→ What the task requires:
Go through the material below and count the lines with the string "Your"; the number is the whole answer.

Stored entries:
================

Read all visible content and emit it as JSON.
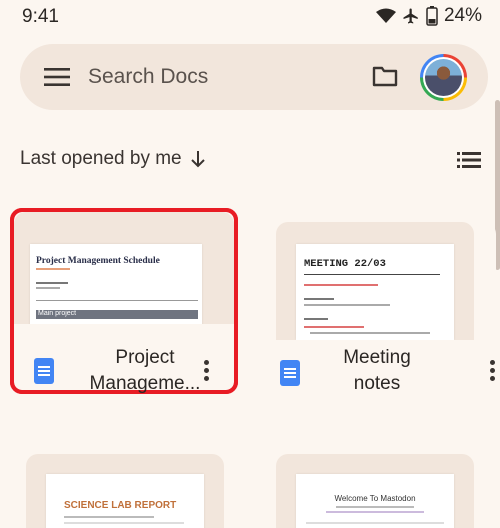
{
  "status_bar": {
    "time": "9:41",
    "battery": "24%"
  },
  "search": {
    "placeholder": "Search Docs"
  },
  "sort": {
    "label": "Last opened by me"
  },
  "docs": [
    {
      "title_line1": "Project",
      "title_line2": "Manageme...",
      "thumb_heading": "Project Management Schedule",
      "thumb_row": "Main project",
      "selected": true
    },
    {
      "title_line1": "Meeting",
      "title_line2": "notes",
      "thumb_heading": "MEETING 22/03"
    },
    {
      "thumb_heading": "SCIENCE LAB REPORT"
    },
    {
      "thumb_heading": "Welcome To Mastodon"
    }
  ],
  "colors": {
    "background": "#fcf6f0",
    "surface": "#f2e6dc",
    "doc_icon": "#4285f4",
    "selection": "#e81c24"
  }
}
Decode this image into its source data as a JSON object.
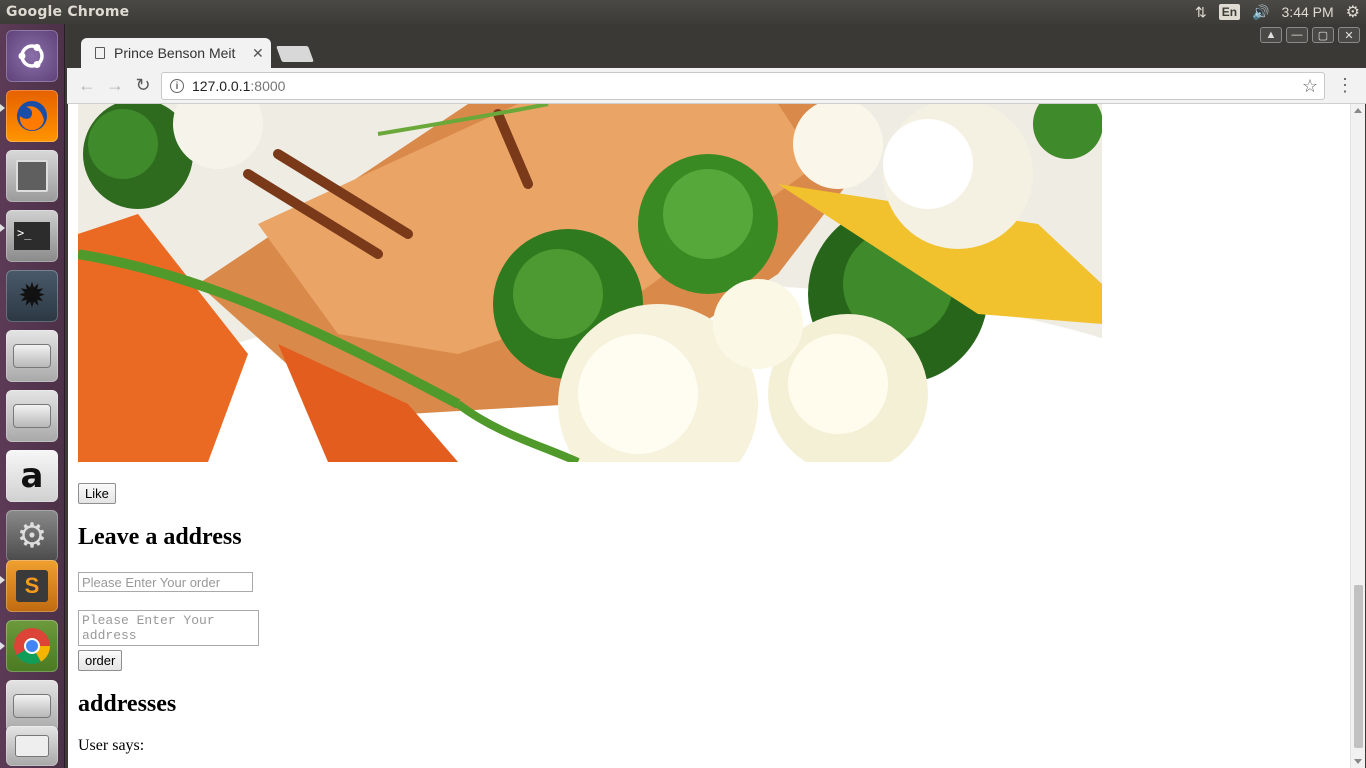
{
  "top_panel": {
    "app_name": "Google Chrome",
    "lang": "En",
    "clock": "3:44 PM"
  },
  "launcher": {
    "items": [
      "ubuntu-dash",
      "firefox",
      "file-manager",
      "terminal",
      "settings-gear",
      "disk-drive",
      "disk-drive",
      "amazon",
      "system-settings",
      "sublime-text",
      "chrome",
      "disk-drive",
      "trash"
    ]
  },
  "browser": {
    "tab_title": "Prince Benson Meit",
    "url_host": "127.0.0.1",
    "url_port": ":8000"
  },
  "page": {
    "like_label": "Like",
    "form_heading": "Leave a address",
    "order_placeholder": "Please Enter Your order",
    "address_placeholder": "Please Enter Your address",
    "order_label": "order",
    "list_heading": "addresses",
    "user_says": "User says:"
  }
}
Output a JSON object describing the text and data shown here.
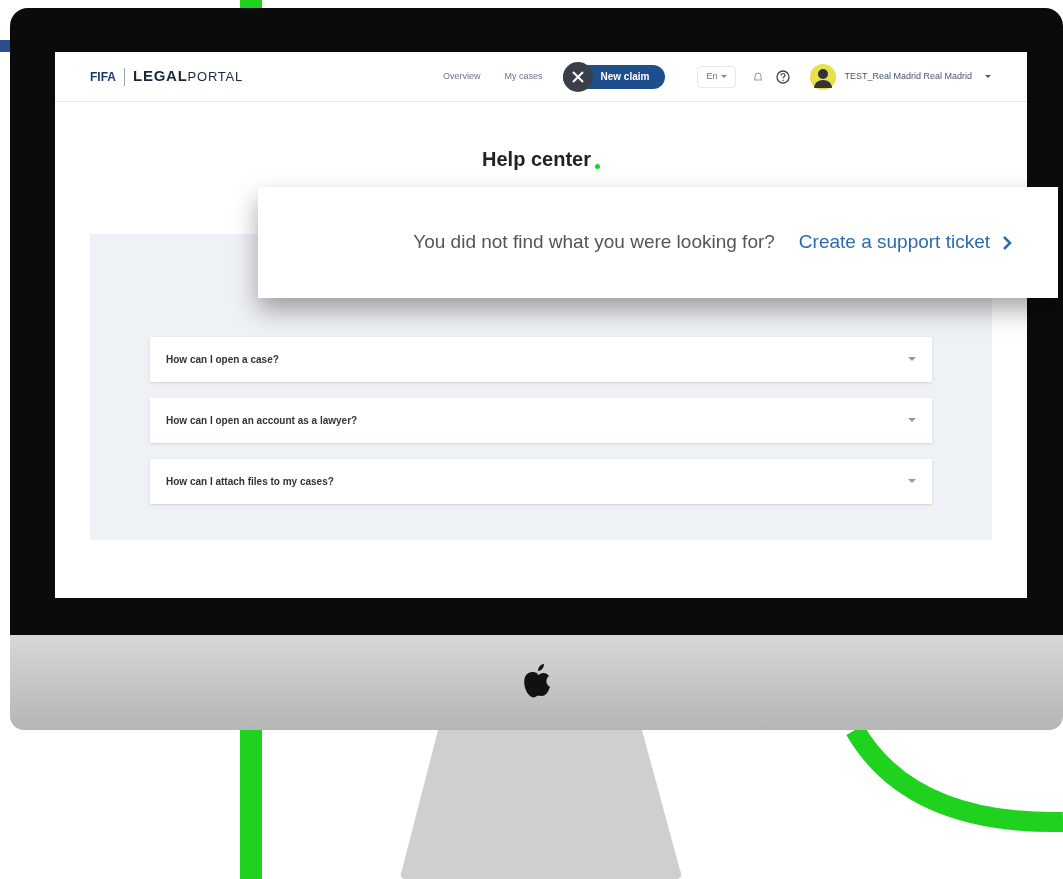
{
  "nav": {
    "logo_mark": "FIFA",
    "logo_bold": "LEGAL",
    "logo_light": "PORTAL",
    "links": [
      {
        "label": "Overview"
      },
      {
        "label": "My cases"
      }
    ],
    "primary_button": "New claim",
    "language": "En",
    "user": "TEST_Real Madrid Real Madrid"
  },
  "page_title": "Help center",
  "support_banner": {
    "text": "You did not find what you were looking for?",
    "link": "Create a support ticket"
  },
  "faq": [
    {
      "question": "How can I open a case?",
      "expanded": false
    },
    {
      "question": "How can I open an account as a lawyer?",
      "expanded": false
    },
    {
      "question": "How can I attach files to my cases?",
      "expanded": false
    }
  ]
}
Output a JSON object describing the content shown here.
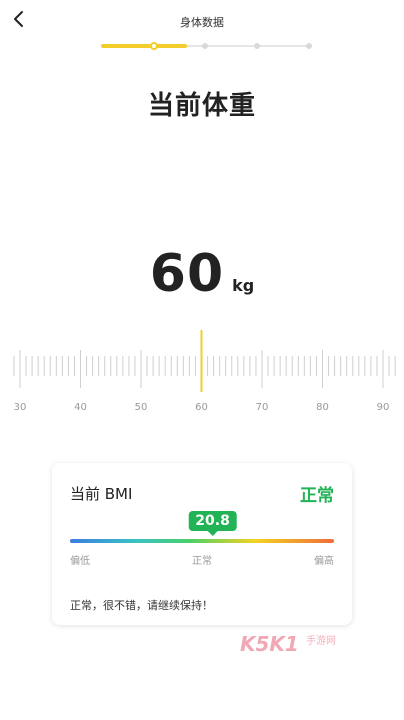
{
  "header": {
    "title": "身体数据",
    "back_icon": "chevron-left-icon"
  },
  "progress": {
    "steps": 5,
    "current_step": 2,
    "fill_fraction": 0.41,
    "accent": "#f2cd2c",
    "track": "#e6e6e6"
  },
  "page": {
    "heading": "当前体重"
  },
  "weight": {
    "value": "60",
    "unit": "kg"
  },
  "ruler": {
    "labels": [
      "30",
      "40",
      "50",
      "60",
      "70",
      "80",
      "90"
    ],
    "min": 30,
    "max": 90,
    "selected": 60,
    "indicator_color": "#f2cd2c"
  },
  "bmi_card": {
    "title": "当前 BMI",
    "status": "正常",
    "status_color": "#22b356",
    "value": "20.8",
    "value_fraction": 0.54,
    "labels": {
      "low": "偏低",
      "normal": "正常",
      "high": "偏高"
    },
    "message": "正常，很不错，请继续保持！"
  },
  "watermark": {
    "text": "K5K1",
    "sub": "手游网"
  }
}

================

→ Exercise solution:
2